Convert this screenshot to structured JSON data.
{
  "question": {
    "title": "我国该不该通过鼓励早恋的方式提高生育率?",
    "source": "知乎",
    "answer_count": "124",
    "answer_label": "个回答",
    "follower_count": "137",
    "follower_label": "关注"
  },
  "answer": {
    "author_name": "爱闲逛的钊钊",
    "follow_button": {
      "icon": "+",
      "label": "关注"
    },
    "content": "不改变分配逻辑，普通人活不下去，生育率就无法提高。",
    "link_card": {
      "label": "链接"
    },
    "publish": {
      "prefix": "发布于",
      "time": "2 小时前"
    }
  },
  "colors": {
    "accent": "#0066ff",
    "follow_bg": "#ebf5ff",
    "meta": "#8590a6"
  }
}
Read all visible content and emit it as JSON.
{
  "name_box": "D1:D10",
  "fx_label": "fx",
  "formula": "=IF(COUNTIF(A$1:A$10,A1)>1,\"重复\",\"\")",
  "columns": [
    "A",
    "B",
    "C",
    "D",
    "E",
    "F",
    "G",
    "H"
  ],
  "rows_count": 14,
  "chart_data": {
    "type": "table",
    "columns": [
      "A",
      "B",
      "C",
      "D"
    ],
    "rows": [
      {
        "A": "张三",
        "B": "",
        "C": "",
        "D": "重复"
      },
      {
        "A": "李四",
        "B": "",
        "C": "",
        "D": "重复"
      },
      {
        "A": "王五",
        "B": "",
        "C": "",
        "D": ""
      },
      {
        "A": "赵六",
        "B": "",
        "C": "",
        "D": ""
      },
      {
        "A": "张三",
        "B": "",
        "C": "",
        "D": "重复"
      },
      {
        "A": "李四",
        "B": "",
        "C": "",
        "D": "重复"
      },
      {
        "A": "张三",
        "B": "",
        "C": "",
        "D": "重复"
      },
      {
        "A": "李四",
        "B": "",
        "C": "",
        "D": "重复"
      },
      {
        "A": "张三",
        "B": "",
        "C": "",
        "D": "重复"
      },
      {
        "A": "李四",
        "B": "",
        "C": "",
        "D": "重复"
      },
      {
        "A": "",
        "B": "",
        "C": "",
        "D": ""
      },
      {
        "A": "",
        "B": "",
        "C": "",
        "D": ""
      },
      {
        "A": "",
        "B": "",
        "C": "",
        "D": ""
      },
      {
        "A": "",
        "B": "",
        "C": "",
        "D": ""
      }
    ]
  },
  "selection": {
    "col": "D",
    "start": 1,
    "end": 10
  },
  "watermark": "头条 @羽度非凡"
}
◆ ◆ ◆
[INSTRUCTIONS TO FOLLOW] Pick out the lines above that hold the string "JSON" and show them.

[EXERCISE SOLUTION]
Convert this screenshot to structured JSON data.
Read all visible content and emit it as JSON.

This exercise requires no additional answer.